Excerpt from a dataset:
········

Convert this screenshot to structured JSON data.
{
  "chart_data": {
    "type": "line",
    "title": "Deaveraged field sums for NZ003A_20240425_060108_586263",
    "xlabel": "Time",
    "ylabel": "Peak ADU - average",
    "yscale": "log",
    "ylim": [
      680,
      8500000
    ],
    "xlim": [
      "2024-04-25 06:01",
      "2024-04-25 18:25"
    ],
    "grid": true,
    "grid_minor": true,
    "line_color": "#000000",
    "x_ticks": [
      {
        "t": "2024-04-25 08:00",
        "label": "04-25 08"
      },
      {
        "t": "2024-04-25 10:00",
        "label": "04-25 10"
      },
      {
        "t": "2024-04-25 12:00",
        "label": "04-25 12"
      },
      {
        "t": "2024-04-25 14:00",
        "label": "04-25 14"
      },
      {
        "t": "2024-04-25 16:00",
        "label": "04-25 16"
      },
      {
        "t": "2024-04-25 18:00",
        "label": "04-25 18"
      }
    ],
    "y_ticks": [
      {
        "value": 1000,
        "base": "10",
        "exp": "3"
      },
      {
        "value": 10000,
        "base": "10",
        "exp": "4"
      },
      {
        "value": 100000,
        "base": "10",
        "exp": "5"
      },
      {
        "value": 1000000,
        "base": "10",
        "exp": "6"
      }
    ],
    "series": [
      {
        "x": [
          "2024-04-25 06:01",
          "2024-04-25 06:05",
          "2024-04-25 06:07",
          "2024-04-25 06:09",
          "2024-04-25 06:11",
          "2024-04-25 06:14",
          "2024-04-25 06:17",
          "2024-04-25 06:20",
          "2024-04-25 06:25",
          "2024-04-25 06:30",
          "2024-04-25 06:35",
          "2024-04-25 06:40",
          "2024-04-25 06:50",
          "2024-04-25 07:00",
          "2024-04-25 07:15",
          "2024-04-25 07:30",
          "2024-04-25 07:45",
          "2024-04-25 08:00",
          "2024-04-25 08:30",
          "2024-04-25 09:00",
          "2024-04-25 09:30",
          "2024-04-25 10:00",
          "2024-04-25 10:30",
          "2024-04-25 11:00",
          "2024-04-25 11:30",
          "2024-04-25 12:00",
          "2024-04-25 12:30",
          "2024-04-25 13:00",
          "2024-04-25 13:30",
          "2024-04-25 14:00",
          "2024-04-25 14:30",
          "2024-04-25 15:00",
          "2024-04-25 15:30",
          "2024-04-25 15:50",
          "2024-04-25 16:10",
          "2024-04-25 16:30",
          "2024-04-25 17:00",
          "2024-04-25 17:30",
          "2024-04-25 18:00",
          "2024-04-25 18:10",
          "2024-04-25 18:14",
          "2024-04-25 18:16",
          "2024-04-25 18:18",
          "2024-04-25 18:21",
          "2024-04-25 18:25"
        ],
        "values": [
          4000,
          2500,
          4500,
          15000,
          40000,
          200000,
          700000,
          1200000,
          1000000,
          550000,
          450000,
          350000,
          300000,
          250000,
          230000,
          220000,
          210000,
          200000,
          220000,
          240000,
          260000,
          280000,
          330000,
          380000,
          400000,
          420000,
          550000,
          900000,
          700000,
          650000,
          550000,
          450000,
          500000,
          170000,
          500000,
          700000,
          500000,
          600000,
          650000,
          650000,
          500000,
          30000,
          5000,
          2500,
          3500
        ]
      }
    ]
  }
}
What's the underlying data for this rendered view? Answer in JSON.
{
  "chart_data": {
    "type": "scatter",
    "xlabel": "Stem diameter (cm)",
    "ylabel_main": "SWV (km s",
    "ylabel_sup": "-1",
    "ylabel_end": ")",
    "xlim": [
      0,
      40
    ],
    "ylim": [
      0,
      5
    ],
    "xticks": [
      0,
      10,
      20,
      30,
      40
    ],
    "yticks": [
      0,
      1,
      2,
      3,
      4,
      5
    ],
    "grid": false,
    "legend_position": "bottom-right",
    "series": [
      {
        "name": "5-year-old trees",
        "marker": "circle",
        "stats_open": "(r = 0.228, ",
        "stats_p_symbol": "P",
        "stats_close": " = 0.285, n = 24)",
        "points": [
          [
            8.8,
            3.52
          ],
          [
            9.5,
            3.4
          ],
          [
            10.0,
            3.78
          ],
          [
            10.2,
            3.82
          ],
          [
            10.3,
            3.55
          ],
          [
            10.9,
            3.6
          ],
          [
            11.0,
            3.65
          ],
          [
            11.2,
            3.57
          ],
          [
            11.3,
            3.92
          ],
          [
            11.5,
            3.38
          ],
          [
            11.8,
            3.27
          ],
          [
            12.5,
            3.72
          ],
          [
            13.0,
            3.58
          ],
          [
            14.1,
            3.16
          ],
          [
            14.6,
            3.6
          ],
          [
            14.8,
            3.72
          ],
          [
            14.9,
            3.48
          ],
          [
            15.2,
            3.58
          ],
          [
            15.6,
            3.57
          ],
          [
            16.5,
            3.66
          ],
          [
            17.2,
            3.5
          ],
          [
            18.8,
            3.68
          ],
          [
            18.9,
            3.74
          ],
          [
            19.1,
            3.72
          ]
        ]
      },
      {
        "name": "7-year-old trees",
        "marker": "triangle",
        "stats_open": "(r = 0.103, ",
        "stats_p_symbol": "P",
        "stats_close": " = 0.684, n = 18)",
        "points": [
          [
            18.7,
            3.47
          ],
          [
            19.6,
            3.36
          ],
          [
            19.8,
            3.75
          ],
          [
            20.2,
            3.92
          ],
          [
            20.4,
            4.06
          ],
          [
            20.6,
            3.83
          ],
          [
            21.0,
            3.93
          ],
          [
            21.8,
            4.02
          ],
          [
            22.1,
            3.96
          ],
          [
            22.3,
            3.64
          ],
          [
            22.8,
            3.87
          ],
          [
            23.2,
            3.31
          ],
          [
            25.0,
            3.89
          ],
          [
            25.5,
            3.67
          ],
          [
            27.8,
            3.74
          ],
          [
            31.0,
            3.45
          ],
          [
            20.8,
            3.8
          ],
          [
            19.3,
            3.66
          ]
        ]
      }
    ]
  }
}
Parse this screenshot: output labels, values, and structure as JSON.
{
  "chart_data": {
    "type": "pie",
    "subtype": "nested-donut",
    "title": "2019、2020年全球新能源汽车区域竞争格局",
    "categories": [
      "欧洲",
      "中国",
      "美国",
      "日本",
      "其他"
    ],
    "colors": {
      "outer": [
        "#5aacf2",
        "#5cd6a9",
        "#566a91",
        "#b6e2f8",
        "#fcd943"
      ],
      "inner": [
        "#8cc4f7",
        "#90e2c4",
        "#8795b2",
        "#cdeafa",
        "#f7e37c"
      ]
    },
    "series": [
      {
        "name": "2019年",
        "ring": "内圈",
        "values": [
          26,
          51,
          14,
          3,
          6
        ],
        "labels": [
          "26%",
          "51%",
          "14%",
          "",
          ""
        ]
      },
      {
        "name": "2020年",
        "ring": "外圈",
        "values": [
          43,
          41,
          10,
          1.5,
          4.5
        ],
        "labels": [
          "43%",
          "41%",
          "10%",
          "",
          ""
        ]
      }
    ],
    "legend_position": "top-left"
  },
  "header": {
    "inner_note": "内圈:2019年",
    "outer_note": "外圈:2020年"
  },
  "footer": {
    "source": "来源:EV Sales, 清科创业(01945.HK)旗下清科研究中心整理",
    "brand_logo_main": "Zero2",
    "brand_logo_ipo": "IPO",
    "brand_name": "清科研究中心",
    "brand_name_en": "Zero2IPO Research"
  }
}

········

■ **OBJECTIVE**: Reproduce all the records precisely.

■ **WORKED ANSWER**:
Convert this screenshot to structured JSON data.
{
  "chart_data": {
    "type": "line",
    "title": "Deaveraged field sums for NZ003A_20240425_060108_586263",
    "xlabel": "Time",
    "ylabel": "Peak ADU - average",
    "yscale": "log",
    "ylim": [
      680,
      8500000
    ],
    "xlim": [
      "2024-04-25 06:01",
      "2024-04-25 18:25"
    ],
    "grid": true,
    "grid_minor": true,
    "line_color": "#000000",
    "x_ticks": [
      {
        "t": "2024-04-25 08:00",
        "label": "04-25 08"
      },
      {
        "t": "2024-04-25 10:00",
        "label": "04-25 10"
      },
      {
        "t": "2024-04-25 12:00",
        "label": "04-25 12"
      },
      {
        "t": "2024-04-25 14:00",
        "label": "04-25 14"
      },
      {
        "t": "2024-04-25 16:00",
        "label": "04-25 16"
      },
      {
        "t": "2024-04-25 18:00",
        "label": "04-25 18"
      }
    ],
    "y_ticks": [
      {
        "value": 1000,
        "base": "10",
        "exp": "3"
      },
      {
        "value": 10000,
        "base": "10",
        "exp": "4"
      },
      {
        "value": 100000,
        "base": "10",
        "exp": "5"
      },
      {
        "value": 1000000,
        "base": "10",
        "exp": "6"
      }
    ],
    "series": [
      {
        "x": [
          "2024-04-25 06:01",
          "2024-04-25 06:05",
          "2024-04-25 06:07",
          "2024-04-25 06:09",
          "2024-04-25 06:11",
          "2024-04-25 06:14",
          "2024-04-25 06:17",
          "2024-04-25 06:20",
          "2024-04-25 06:25",
          "2024-04-25 06:30",
          "2024-04-25 06:35",
          "2024-04-25 06:40",
          "2024-04-25 06:50",
          "2024-04-25 07:00",
          "2024-04-25 07:15",
          "2024-04-25 07:30",
          "2024-04-25 07:45",
          "2024-04-25 08:00",
          "2024-04-25 08:30",
          "2024-04-25 09:00",
          "2024-04-25 09:30",
          "2024-04-25 10:00",
          "2024-04-25 10:30",
          "2024-04-25 11:00",
          "2024-04-25 11:30",
          "2024-04-25 12:00",
          "2024-04-25 12:30",
          "2024-04-25 13:00",
          "2024-04-25 13:30",
          "2024-04-25 14:00",
          "2024-04-25 14:30",
          "2024-04-25 15:00",
          "2024-04-25 15:30",
          "2024-04-25 15:50",
          "2024-04-25 16:10",
          "2024-04-25 16:30",
          "2024-04-25 17:00",
          "2024-04-25 17:30",
          "2024-04-25 18:00",
          "2024-04-25 18:10",
          "2024-04-25 18:14",
          "2024-04-25 18:16",
          "2024-04-25 18:18",
          "2024-04-25 18:21",
          "2024-04-25 18:25"
        ],
        "values": [
          4000,
          2500,
          4500,
          15000,
          40000,
          200000,
          700000,
          1200000,
          1000000,
          550000,
          450000,
          350000,
          300000,
          250000,
          230000,
          220000,
          210000,
          200000,
          220000,
          240000,
          260000,
          280000,
          330000,
          380000,
          400000,
          420000,
          550000,
          900000,
          700000,
          650000,
          550000,
          450000,
          500000,
          170000,
          500000,
          700000,
          500000,
          600000,
          650000,
          650000,
          500000,
          30000,
          5000,
          2500,
          3500
        ]
      }
    ]
  }
}
What's the underlying data for this rendered view? Answer in JSON.
{
  "chart_data": {
    "type": "scatter",
    "xlabel": "Stem diameter (cm)",
    "ylabel_main": "SWV (km s",
    "ylabel_sup": "-1",
    "ylabel_end": ")",
    "xlim": [
      0,
      40
    ],
    "ylim": [
      0,
      5
    ],
    "xticks": [
      0,
      10,
      20,
      30,
      40
    ],
    "yticks": [
      0,
      1,
      2,
      3,
      4,
      5
    ],
    "grid": false,
    "legend_position": "bottom-right",
    "series": [
      {
        "name": "5-year-old trees",
        "marker": "circle",
        "stats_open": "(r = 0.228, ",
        "stats_p_symbol": "P",
        "stats_close": " = 0.285, n = 24)",
        "points": [
          [
            8.8,
            3.52
          ],
          [
            9.5,
            3.4
          ],
          [
            10.0,
            3.78
          ],
          [
            10.2,
            3.82
          ],
          [
            10.3,
            3.55
          ],
          [
            10.9,
            3.6
          ],
          [
            11.0,
            3.65
          ],
          [
            11.2,
            3.57
          ],
          [
            11.3,
            3.92
          ],
          [
            11.5,
            3.38
          ],
          [
            11.8,
            3.27
          ],
          [
            12.5,
            3.72
          ],
          [
            13.0,
            3.58
          ],
          [
            14.1,
            3.16
          ],
          [
            14.6,
            3.6
          ],
          [
            14.8,
            3.72
          ],
          [
            14.9,
            3.48
          ],
          [
            15.2,
            3.58
          ],
          [
            15.6,
            3.57
          ],
          [
            16.5,
            3.66
          ],
          [
            17.2,
            3.5
          ],
          [
            18.8,
            3.68
          ],
          [
            18.9,
            3.74
          ],
          [
            19.1,
            3.72
          ]
        ]
      },
      {
        "name": "7-year-old trees",
        "marker": "triangle",
        "stats_open": "(r = 0.103, ",
        "stats_p_symbol": "P",
        "stats_close": " = 0.684, n = 18)",
        "points": [
          [
            18.7,
            3.47
          ],
          [
            19.6,
            3.36
          ],
          [
            19.8,
            3.75
          ],
          [
            20.2,
            3.92
          ],
          [
            20.4,
            4.06
          ],
          [
            20.6,
            3.83
          ],
          [
            21.0,
            3.93
          ],
          [
            21.8,
            4.02
          ],
          [
            22.1,
            3.96
          ],
          [
            22.3,
            3.64
          ],
          [
            22.8,
            3.87
          ],
          [
            23.2,
            3.31
          ],
          [
            25.0,
            3.89
          ],
          [
            25.5,
            3.67
          ],
          [
            27.8,
            3.74
          ],
          [
            31.0,
            3.45
          ],
          [
            20.8,
            3.8
          ],
          [
            19.3,
            3.66
          ]
        ]
      }
    ]
  }
}
Parse this screenshot: output labels, values, and structure as JSON.
{
  "chart_data": {
    "type": "pie",
    "subtype": "nested-donut",
    "title": "2019、2020年全球新能源汽车区域竞争格局",
    "categories": [
      "欧洲",
      "中国",
      "美国",
      "日本",
      "其他"
    ],
    "colors": {
      "outer": [
        "#5aacf2",
        "#5cd6a9",
        "#566a91",
        "#b6e2f8",
        "#fcd943"
      ],
      "inner": [
        "#8cc4f7",
        "#90e2c4",
        "#8795b2",
        "#cdeafa",
        "#f7e37c"
      ]
    },
    "series": [
      {
        "name": "2019年",
        "ring": "内圈",
        "values": [
          26,
          51,
          14,
          3,
          6
        ],
        "labels": [
          "26%",
          "51%",
          "14%",
          "",
          ""
        ]
      },
      {
        "name": "2020年",
        "ring": "外圈",
        "values": [
          43,
          41,
          10,
          1.5,
          4.5
        ],
        "labels": [
          "43%",
          "41%",
          "10%",
          "",
          ""
        ]
      }
    ],
    "legend_position": "top-left"
  },
  "header": {
    "inner_note": "内圈:2019年",
    "outer_note": "外圈:2020年"
  },
  "footer": {
    "source": "来源:EV Sales, 清科创业(01945.HK)旗下清科研究中心整理",
    "brand_logo_main": "Zero2",
    "brand_logo_ipo": "IPO",
    "brand_name": "清科研究中心",
    "brand_name_en": "Zero2IPO Research"
  }
}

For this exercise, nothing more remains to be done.